====== Supplied passage

Shane Harper (born February 1, 1989) is an American professional ice hockey player who is currently playing with the Adirondack Thunder of the ECHL.

Playing career
Shane Harper grew up playing hockey in the greater Los Angeles area. As a youth, he played in the 2002 Quebec International Pee-Wee Hockey Tournament with the Anaheim Junior Ducks minor ice hockey team.

Prior to turning professional, Harper played major junior hockey in the Western Hockey League with the Everett Silvertips where he was named to the Western Conference Second All-Star Team for his outstanding play during the 2009–10 WHL season.

On March 4, 2010, the Philadelphia Flyers signed Harper to a three-year, entry-level contract.

On June 12, 2013, he was traded from the Flyers to the New York Islanders, along with a 2014 4th-round draft pick, for the rights to defenseman Mark Streit.

Harper was not tendered a new contract with the Islanders and on September 9, 2013, he was signed as a free agent to a one-year contract with the Chicago Wolves of the AHL. In the 2014–15 season with the Wolves, Harper enjoyed a breakout season offensively, placing third in the League with 32 goals, for 50 points in 75 games.

============
====== Supplied data

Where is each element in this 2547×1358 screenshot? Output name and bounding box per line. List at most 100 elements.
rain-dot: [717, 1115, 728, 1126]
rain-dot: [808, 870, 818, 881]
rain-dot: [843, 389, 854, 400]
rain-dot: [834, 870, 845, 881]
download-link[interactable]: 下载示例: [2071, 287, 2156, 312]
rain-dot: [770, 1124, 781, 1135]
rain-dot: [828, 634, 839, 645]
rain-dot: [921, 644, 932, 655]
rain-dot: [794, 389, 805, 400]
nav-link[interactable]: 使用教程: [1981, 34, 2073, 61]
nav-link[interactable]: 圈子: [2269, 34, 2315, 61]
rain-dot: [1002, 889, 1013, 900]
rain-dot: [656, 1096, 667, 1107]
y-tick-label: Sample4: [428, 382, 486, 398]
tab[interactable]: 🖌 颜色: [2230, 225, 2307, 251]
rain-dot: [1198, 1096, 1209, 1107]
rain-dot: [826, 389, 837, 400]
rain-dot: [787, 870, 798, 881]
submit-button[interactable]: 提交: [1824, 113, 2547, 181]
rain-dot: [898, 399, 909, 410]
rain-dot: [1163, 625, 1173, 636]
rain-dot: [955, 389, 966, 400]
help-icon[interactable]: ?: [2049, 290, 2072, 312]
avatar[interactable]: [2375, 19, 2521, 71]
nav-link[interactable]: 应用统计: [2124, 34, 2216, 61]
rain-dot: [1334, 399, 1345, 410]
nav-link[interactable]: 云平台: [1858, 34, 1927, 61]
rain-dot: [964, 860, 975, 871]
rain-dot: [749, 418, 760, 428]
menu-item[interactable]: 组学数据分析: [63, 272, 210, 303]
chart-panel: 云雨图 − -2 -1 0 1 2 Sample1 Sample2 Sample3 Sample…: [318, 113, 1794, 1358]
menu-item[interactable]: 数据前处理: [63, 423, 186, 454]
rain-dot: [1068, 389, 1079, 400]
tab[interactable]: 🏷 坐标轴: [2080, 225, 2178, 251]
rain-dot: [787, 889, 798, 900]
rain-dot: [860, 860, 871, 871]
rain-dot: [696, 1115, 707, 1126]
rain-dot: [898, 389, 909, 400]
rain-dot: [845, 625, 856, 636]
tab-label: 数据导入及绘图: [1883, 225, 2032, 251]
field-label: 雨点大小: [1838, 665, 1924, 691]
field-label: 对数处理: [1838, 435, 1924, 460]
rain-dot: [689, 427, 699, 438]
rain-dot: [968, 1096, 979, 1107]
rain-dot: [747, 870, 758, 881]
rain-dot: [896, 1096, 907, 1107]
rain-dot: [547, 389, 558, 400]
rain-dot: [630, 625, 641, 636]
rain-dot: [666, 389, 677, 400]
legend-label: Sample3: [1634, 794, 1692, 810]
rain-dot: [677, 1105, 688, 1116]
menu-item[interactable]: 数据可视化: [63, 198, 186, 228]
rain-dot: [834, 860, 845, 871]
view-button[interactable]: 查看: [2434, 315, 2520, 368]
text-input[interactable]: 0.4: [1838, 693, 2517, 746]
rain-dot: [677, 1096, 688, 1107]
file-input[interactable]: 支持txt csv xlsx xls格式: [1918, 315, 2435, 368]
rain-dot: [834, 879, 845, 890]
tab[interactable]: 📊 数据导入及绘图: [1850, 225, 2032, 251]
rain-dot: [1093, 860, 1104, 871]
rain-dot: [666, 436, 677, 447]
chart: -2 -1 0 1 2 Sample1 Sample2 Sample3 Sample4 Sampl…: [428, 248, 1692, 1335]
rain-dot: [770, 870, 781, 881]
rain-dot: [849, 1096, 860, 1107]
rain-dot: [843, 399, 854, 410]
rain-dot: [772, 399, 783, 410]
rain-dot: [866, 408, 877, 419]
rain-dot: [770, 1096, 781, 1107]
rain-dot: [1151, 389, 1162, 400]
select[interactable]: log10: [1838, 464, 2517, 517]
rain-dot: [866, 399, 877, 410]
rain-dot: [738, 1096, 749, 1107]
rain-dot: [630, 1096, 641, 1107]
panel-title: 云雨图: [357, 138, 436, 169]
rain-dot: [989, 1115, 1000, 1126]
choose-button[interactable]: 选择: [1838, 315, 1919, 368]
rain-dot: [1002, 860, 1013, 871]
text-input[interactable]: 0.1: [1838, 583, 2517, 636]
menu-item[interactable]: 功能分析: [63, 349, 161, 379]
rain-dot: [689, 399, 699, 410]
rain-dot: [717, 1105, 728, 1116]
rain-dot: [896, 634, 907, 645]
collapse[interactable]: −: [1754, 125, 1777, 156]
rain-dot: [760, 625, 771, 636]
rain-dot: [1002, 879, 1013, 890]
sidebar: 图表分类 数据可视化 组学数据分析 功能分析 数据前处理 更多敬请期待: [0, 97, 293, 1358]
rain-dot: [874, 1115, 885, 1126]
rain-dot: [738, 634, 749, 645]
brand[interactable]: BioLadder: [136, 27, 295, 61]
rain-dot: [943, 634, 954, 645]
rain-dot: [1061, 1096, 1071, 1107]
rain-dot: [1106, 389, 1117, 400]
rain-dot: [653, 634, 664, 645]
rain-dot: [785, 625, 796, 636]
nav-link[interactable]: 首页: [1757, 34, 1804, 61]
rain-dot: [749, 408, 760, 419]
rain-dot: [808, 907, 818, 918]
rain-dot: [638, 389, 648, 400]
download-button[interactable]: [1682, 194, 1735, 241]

============

Goals =
A: Decide whether each statement agrees with the hockey biography, answering yes or no and quoting the deciding words: (i) Harper played in the 2002 Quebec International Pee-Wee Hockey Tournament with the Anaheim Junior Ducks. (ii) The Philadelphia Flyers signed Harper to a two-year contract. (iii) Harper scored 32 goals in the 2014–15 season with the Wolves.
B: Retype everything in the hockey biography from "Prior to turning" down to "defenseman Mark Streit.".
C: According to the hockey biography, which Western Hockey League team did Harper play for before he turned professional?

Answers to the exercises =
A:
(i) Yes: "he played in the 2002 Quebec International Pee-Wee Hockey Tournament with the Anaheim Junior Ducks minor ice hockey team."
(ii) No: "the Philadelphia Flyers signed Harper to a three-year, entry-level contract."
(iii) Yes: "placing third in the League with 32 goals, for 50 points in 75 games."

B:
Prior to turning professional, Harper played major junior hockey in the Western Hockey League with the Everett Silvertips where he was named to the Western Conference Second All-Star Team for his outstanding play during the 2009–10 WHL season.

On March 4, 2010, the Philadelphia Flyers signed Harper to a three-year, entry-level contract.

On June 12, 2013, he was traded from the Flyers to the New York Islanders, along with a 2014 4th-round draft pick, for the rights to defenseman Mark Streit.

C: The Everett Silvertips.